** Start Recorded data **

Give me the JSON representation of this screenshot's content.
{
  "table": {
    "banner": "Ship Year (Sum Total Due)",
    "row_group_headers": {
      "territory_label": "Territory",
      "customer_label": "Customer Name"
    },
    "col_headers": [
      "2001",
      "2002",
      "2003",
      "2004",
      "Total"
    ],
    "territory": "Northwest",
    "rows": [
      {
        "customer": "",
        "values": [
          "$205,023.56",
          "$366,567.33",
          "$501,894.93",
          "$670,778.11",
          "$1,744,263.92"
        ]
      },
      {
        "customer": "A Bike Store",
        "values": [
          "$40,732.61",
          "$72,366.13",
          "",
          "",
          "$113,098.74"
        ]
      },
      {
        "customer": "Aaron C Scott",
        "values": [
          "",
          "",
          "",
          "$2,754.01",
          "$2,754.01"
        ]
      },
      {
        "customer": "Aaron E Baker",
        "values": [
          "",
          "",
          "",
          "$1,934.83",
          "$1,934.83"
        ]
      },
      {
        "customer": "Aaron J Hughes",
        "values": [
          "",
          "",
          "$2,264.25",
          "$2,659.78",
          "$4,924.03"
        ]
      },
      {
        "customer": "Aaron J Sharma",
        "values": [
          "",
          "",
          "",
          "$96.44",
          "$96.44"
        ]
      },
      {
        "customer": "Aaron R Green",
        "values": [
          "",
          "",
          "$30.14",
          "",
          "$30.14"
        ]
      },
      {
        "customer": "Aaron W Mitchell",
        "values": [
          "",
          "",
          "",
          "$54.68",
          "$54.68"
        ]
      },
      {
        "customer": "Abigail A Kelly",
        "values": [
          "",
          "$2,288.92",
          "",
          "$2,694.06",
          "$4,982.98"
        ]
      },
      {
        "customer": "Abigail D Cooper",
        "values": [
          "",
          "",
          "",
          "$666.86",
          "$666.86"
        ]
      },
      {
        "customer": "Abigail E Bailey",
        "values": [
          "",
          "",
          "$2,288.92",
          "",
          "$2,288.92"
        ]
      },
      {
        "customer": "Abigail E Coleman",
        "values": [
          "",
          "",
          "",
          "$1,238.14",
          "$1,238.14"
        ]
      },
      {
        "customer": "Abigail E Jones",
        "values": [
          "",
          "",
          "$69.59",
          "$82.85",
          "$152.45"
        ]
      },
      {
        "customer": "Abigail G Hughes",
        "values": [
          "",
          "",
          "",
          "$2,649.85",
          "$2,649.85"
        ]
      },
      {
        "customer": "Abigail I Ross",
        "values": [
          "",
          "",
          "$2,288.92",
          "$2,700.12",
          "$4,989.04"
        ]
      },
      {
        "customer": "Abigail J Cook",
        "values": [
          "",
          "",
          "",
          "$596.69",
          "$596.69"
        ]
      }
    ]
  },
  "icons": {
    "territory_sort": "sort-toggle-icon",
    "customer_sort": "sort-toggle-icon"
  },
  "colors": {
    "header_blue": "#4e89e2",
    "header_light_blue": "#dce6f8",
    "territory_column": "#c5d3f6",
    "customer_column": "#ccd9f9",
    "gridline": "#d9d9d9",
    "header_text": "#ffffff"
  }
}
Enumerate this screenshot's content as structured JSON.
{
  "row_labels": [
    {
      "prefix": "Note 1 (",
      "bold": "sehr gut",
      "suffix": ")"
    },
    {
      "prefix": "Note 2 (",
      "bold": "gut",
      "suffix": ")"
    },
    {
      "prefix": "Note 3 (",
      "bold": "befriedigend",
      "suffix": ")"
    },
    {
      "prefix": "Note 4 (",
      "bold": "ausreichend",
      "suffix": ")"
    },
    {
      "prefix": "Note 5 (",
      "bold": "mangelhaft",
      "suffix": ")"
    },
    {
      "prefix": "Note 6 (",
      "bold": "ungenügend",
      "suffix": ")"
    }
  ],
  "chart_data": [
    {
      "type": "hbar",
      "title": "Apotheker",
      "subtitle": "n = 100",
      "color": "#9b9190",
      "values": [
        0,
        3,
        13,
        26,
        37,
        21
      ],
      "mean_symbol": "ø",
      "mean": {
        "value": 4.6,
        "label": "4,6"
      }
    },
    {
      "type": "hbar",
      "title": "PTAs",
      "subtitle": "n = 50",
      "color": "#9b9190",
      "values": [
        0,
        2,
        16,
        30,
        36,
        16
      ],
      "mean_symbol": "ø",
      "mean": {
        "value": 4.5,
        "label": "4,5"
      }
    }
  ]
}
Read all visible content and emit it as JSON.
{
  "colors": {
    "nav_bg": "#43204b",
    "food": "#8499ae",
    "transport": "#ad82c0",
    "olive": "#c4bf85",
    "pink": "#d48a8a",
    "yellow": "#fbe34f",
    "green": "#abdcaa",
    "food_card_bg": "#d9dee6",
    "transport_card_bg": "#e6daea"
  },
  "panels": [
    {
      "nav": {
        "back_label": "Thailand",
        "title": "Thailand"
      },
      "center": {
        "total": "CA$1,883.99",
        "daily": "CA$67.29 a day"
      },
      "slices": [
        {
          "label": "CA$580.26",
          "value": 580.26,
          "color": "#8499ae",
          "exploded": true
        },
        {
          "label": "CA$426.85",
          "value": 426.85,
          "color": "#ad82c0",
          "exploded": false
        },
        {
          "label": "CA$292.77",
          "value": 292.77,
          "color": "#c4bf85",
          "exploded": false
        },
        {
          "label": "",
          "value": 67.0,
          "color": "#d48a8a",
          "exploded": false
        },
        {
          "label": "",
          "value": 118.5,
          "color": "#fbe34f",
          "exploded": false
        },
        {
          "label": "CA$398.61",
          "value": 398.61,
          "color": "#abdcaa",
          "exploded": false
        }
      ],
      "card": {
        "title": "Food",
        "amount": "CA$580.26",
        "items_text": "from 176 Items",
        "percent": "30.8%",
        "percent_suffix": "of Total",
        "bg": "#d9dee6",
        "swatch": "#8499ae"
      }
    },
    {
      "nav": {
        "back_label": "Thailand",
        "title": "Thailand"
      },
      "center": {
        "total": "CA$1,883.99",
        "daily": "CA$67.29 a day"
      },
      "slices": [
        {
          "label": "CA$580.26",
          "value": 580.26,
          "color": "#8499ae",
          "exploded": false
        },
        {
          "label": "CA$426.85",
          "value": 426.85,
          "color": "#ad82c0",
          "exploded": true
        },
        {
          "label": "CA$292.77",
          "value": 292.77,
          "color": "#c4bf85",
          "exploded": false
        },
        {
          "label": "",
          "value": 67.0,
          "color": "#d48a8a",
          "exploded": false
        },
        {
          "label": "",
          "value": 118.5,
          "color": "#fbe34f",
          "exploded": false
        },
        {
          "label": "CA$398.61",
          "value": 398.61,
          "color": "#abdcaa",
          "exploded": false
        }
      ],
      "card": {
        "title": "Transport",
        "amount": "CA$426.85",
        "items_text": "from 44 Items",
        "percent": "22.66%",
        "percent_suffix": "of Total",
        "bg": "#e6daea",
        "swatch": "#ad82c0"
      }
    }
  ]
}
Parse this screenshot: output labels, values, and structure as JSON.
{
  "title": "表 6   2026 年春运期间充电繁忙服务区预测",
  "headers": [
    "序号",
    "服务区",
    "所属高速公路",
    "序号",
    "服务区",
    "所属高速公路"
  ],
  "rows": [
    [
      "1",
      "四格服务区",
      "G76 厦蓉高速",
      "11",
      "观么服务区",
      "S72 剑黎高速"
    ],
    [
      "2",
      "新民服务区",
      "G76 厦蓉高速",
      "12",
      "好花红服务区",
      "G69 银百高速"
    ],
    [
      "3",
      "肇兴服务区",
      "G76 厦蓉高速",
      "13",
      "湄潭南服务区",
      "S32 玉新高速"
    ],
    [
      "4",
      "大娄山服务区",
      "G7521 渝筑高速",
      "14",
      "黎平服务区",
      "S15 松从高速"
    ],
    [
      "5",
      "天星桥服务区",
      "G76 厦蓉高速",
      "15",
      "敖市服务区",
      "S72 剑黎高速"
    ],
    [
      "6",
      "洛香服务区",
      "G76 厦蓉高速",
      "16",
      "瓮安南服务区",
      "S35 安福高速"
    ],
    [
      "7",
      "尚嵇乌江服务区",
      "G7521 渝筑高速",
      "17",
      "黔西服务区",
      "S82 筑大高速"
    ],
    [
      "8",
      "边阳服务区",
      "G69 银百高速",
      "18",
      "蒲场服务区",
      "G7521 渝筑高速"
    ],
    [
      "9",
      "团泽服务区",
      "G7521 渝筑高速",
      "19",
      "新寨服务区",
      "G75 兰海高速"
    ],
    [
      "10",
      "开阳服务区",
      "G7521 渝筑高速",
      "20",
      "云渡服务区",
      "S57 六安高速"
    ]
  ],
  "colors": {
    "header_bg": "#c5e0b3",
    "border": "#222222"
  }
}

** End Recorded data **

- [Task directions]: Scan the material above. Copy each line where "sort" occurs.

- [Exercise result]:
    "territory_sort": "sort-toggle-icon",
    "customer_sort": "sort-toggle-icon"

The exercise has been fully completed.